Problem requirements: Track down every line below that holds "موضع" and copy it.
-------
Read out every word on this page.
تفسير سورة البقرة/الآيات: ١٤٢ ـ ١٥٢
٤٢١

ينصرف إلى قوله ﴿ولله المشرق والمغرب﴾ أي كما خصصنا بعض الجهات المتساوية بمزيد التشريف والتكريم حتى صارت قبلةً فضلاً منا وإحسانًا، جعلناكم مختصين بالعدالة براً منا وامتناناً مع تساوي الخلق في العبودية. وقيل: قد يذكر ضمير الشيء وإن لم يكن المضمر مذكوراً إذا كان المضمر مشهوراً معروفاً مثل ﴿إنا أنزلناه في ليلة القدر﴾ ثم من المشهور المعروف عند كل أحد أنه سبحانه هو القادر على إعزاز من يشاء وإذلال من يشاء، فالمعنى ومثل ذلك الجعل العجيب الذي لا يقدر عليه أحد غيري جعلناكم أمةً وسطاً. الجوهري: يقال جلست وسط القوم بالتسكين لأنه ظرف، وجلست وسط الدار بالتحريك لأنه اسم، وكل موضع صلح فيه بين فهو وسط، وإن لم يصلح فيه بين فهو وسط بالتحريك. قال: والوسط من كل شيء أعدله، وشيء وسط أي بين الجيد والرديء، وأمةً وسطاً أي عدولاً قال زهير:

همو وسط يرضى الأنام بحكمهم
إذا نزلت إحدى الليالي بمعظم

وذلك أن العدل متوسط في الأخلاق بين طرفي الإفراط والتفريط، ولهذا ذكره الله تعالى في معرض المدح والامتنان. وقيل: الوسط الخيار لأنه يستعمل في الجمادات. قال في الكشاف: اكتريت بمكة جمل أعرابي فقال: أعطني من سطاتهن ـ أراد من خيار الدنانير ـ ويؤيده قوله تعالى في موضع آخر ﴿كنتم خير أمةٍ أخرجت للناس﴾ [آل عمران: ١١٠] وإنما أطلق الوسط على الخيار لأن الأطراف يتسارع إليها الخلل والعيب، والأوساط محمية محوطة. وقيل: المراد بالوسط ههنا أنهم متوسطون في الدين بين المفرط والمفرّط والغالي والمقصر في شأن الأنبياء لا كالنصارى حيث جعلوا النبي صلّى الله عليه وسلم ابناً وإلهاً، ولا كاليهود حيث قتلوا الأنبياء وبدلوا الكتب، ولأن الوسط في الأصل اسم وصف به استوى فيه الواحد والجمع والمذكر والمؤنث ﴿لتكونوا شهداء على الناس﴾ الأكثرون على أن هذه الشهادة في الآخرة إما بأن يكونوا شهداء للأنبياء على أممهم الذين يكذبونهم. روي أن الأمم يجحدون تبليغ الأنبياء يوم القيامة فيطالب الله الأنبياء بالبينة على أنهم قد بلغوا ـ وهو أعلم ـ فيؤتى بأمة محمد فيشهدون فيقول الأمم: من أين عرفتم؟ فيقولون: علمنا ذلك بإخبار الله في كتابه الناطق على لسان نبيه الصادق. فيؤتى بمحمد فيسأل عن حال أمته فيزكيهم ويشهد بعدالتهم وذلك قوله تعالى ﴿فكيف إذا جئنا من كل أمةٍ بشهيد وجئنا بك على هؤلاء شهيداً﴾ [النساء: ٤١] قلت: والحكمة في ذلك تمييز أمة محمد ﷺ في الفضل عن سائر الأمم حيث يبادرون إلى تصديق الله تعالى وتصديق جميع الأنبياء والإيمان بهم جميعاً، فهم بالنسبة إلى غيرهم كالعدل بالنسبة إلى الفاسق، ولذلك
-------
Result of the task:
ينصرف إلى قوله ﴿ولله المشرق والمغرب﴾ أي كما خصصنا بعض الجهات المتساوية بمزيد التشريف والتكريم حتى صارت قبلةً فضلاً منا وإحسانًا، جعلناكم مختصين بالعدالة براً منا وامتناناً مع تساوي الخلق في العبودية. وقيل: قد يذكر ضمير الشيء وإن لم يكن المضمر مذكوراً إذا كان المضمر مشهوراً معروفاً مثل ﴿إنا أنزلناه في ليلة القدر﴾ ثم من المشهور المعروف عند كل أحد أنه سبحانه هو القادر على إعزاز من يشاء وإذلال من يشاء، فالمعنى ومثل ذلك الجعل العجيب الذي لا يقدر عليه أحد غيري جعلناكم أمةً وسطاً. الجوهري: يقال جلست وسط القوم بالتسكين لأنه ظرف، وجلست وسط الدار بالتحريك لأنه اسم، وكل موضع صلح فيه بين فهو وسط، وإن لم يصلح فيه بين فهو وسط بالتحريك. قال: والوسط من كل شيء أعدله، وشيء وسط أي بين الجيد والرديء، وأمةً وسطاً أي عدولاً قال زهير:
وذلك أن العدل متوسط في الأخلاق بين طرفي الإفراط والتفريط، ولهذا ذكره الله تعالى في معرض المدح والامتنان. وقيل: الوسط الخيار لأنه يستعمل في الجمادات. قال في الكشاف: اكتريت بمكة جمل أعرابي فقال: أعطني من سطاتهن ـ أراد من خيار الدنانير ـ ويؤيده قوله تعالى في موضع آخر ﴿كنتم خير أمةٍ أخرجت للناس﴾ [آل عمران: ١١٠] وإنما أطلق الوسط على الخيار لأن الأطراف يتسارع إليها الخلل والعيب، والأوساط محمية محوطة. وقيل: المراد بالوسط ههنا أنهم متوسطون في الدين بين المفرط والمفرّط والغالي والمقصر في شأن الأنبياء لا كالنصارى حيث جعلوا النبي صلّى الله عليه وسلم ابناً وإلهاً، ولا كاليهود حيث قتلوا الأنبياء وبدلوا الكتب، ولأن الوسط في الأصل اسم وصف به استوى فيه الواحد والجمع والمذكر والمؤنث ﴿لتكونوا شهداء على الناس﴾ الأكثرون على أن هذه الشهادة في الآخرة إما بأن يكونوا شهداء للأنبياء على أممهم الذين يكذبونهم. روي أن الأمم يجحدون تبليغ الأنبياء يوم القيامة فيطالب الله الأنبياء بالبينة على أنهم قد بلغوا ـ وهو أعلم ـ فيؤتى بأمة محمد فيشهدون فيقول الأمم: من أين عرفتم؟ فيقولون: علمنا ذلك بإخبار الله في كتابه الناطق على لسان نبيه الصادق. فيؤتى بمحمد فيسأل عن حال أمته فيزكيهم ويشهد بعدالتهم وذلك قوله تعالى ﴿فكيف إذا جئنا من كل أمةٍ بشهيد وجئنا بك على هؤلاء شهيداً﴾ [النساء: ٤١] قلت: والحكمة في ذلك تمييز أمة محمد ﷺ في الفضل عن سائر الأمم حيث يبادرون إلى تصديق الله تعالى وتصديق جميع الأنبياء والإيمان بهم جميعاً، فهم بالنسبة إلى غيرهم كالعدل بالنسبة إلى الفاسق، ولذلك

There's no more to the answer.